■ **Given problem**
Every entry must be given again exactly.

■ **Given records**
^^^^^^^^^^^^^^^^
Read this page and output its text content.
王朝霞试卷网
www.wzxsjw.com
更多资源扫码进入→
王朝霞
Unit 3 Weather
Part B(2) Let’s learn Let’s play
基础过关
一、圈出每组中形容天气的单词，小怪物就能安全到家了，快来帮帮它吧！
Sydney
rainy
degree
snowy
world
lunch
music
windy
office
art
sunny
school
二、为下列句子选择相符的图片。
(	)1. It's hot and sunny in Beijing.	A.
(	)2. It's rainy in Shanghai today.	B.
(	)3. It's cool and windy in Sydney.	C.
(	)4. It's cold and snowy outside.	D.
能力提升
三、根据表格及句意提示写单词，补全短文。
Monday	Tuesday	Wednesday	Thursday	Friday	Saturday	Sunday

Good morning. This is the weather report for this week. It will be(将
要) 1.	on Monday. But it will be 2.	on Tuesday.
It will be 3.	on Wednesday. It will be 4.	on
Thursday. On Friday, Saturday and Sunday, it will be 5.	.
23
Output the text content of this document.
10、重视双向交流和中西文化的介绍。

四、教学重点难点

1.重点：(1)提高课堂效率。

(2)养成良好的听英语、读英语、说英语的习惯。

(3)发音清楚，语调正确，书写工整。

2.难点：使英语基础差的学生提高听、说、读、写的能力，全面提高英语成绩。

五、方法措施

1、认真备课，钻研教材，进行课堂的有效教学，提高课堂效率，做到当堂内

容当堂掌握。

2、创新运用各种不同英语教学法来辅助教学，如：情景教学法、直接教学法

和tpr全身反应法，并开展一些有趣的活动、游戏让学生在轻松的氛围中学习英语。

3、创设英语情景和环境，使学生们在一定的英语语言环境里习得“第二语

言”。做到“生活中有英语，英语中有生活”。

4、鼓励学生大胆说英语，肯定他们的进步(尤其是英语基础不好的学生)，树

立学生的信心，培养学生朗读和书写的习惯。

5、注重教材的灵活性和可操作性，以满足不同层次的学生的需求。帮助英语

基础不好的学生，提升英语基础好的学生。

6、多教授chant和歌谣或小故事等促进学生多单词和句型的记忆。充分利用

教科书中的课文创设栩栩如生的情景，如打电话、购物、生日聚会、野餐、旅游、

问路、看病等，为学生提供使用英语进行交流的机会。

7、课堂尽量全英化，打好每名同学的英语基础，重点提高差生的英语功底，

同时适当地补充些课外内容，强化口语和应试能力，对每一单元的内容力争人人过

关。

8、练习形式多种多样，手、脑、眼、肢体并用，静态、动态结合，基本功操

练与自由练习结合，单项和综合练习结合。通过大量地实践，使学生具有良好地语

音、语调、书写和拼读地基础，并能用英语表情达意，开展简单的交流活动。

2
^^^^^^^^^^^^^^^^
■ **Task response**
Read this page and output its text content.
王朝霞试卷网
www.wzxsjw.com
更多资源扫码进入→
王朝霞
Unit 3 Weather
Part B(2) Let’s learn Let’s play
基础过关
一、圈出每组中形容天气的单词，小怪物就能安全到家了，快来帮帮它吧！
Sydney
rainy
degree
snowy
world
lunch
music
windy
office
art
sunny
school
二、为下列句子选择相符的图片。
(	)1. It's hot and sunny in Beijing.	A.
(	)2. It's rainy in Shanghai today.	B.
(	)3. It's cool and windy in Sydney.	C.
(	)4. It's cold and snowy outside.	D.
能力提升
三、根据表格及句意提示写单词，补全短文。
Monday	Tuesday	Wednesday	Thursday	Friday	Saturday	Sunday

Good morning. This is the weather report for this week. It will be(将
要) 1.	on Monday. But it will be 2.	on Tuesday.
It will be 3.	on Wednesday. It will be 4.	on
Thursday. On Friday, Saturday and Sunday, it will be 5.	.
23
Output the text content of this document.
10、重视双向交流和中西文化的介绍。

四、教学重点难点

1.重点：(1)提高课堂效率。

(2)养成良好的听英语、读英语、说英语的习惯。

(3)发音清楚，语调正确，书写工整。

2.难点：使英语基础差的学生提高听、说、读、写的能力，全面提高英语成绩。

五、方法措施

1、认真备课，钻研教材，进行课堂的有效教学，提高课堂效率，做到当堂内

容当堂掌握。

2、创新运用各种不同英语教学法来辅助教学，如：情景教学法、直接教学法

和tpr全身反应法，并开展一些有趣的活动、游戏让学生在轻松的氛围中学习英语。

3、创设英语情景和环境，使学生们在一定的英语语言环境里习得“第二语

言”。做到“生活中有英语，英语中有生活”。

4、鼓励学生大胆说英语，肯定他们的进步(尤其是英语基础不好的学生)，树

立学生的信心，培养学生朗读和书写的习惯。

5、注重教材的灵活性和可操作性，以满足不同层次的学生的需求。帮助英语

基础不好的学生，提升英语基础好的学生。

6、多教授chant和歌谣或小故事等促进学生多单词和句型的记忆。充分利用

教科书中的课文创设栩栩如生的情景，如打电话、购物、生日聚会、野餐、旅游、

问路、看病等，为学生提供使用英语进行交流的机会。

7、课堂尽量全英化，打好每名同学的英语基础，重点提高差生的英语功底，

同时适当地补充些课外内容，强化口语和应试能力，对每一单元的内容力争人人过

关。

8、练习形式多种多样，手、脑、眼、肢体并用，静态、动态结合，基本功操

练与自由练习结合，单项和综合练习结合。通过大量地实践，使学生具有良好地语

音、语调、书写和拼读地基础，并能用英语表情达意，开展简单的交流活动。

2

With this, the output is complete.